Task instructions: In the data below, find every line that has the string "south", and copy it.

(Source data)
(begin)
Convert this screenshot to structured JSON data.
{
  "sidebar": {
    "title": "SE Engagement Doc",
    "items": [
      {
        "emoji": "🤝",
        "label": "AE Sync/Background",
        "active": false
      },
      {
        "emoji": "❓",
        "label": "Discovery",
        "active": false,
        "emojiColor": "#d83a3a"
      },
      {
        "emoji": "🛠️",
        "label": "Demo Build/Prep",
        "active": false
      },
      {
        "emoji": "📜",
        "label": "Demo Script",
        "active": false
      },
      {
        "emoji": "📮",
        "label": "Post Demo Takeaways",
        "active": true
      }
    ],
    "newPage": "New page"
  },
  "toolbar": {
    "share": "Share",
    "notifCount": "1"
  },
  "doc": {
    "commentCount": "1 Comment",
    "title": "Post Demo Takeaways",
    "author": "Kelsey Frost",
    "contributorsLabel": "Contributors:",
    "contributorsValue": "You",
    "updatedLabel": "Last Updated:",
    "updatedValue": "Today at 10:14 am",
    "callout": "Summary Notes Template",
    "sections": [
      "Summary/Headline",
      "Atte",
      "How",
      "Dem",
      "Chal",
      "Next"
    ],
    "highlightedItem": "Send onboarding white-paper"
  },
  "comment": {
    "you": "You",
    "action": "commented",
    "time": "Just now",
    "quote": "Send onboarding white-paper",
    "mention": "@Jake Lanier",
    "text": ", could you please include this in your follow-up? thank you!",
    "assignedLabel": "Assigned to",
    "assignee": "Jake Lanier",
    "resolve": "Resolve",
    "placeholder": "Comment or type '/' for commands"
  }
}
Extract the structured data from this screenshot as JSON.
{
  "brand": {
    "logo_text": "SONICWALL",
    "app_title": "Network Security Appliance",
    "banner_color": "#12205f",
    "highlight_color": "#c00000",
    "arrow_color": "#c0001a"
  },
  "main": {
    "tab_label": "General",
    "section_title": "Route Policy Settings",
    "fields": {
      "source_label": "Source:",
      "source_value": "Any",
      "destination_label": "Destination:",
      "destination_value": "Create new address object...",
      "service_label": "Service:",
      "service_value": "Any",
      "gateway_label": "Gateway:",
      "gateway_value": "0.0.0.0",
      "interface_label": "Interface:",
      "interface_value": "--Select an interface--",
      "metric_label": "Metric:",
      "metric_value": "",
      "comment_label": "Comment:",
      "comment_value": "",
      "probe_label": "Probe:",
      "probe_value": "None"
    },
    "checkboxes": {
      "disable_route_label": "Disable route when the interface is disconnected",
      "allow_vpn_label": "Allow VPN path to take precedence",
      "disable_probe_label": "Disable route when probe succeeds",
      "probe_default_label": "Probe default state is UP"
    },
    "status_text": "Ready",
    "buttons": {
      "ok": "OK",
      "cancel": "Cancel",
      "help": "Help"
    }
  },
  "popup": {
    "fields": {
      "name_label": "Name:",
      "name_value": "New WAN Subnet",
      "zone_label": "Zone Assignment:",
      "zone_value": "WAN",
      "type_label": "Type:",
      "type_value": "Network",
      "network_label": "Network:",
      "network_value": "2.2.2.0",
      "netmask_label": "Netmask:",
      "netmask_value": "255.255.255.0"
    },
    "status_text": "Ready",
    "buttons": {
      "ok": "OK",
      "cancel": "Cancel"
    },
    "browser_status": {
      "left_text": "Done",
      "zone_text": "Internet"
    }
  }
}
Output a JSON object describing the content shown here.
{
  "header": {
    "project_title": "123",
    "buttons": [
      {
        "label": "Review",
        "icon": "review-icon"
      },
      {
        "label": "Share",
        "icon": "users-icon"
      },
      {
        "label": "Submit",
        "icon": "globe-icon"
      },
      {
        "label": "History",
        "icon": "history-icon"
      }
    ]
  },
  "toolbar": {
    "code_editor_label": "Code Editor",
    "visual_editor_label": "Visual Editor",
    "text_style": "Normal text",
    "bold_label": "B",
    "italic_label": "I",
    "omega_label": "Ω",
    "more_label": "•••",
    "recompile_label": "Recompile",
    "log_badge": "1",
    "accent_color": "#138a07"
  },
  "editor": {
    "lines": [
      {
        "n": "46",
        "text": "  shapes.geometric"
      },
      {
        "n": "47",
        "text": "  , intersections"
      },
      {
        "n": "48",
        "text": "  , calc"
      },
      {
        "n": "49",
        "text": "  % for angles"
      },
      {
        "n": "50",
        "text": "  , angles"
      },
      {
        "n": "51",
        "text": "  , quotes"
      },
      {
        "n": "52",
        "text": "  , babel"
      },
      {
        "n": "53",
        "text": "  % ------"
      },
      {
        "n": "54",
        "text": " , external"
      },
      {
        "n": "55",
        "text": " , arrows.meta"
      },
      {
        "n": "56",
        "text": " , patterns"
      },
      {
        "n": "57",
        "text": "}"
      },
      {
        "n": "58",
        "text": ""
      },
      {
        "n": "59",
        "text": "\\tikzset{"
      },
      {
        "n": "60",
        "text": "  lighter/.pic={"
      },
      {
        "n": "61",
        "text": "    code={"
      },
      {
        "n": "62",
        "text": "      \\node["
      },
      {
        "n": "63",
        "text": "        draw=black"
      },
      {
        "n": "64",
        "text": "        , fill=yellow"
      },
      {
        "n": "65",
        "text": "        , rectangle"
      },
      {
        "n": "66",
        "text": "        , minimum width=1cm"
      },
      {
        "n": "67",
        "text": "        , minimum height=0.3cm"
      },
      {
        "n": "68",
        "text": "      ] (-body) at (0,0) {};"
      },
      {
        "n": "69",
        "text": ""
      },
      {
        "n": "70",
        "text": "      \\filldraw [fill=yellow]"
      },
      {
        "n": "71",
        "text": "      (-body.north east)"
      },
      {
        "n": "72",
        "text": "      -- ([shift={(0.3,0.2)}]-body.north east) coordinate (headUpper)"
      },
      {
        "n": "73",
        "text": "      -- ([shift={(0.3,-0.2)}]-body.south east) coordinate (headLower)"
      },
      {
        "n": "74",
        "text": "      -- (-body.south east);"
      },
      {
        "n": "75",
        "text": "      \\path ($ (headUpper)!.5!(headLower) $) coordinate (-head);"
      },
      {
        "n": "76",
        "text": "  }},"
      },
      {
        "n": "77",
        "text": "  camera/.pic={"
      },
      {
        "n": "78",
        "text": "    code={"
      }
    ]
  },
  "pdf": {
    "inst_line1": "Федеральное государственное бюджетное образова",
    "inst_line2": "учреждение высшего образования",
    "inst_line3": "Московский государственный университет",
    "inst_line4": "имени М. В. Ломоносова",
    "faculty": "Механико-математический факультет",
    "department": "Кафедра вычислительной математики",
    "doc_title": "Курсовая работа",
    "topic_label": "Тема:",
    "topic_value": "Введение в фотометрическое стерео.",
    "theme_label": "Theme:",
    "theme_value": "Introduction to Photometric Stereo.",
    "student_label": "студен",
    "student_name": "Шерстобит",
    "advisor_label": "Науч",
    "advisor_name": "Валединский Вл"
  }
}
(end)
Answer for this exercise:
        "text": "      -- ([shift={(0.3,-0.2)}]-body.south east) coordinate (headLower)"
        "text": "      -- (-body.south east);"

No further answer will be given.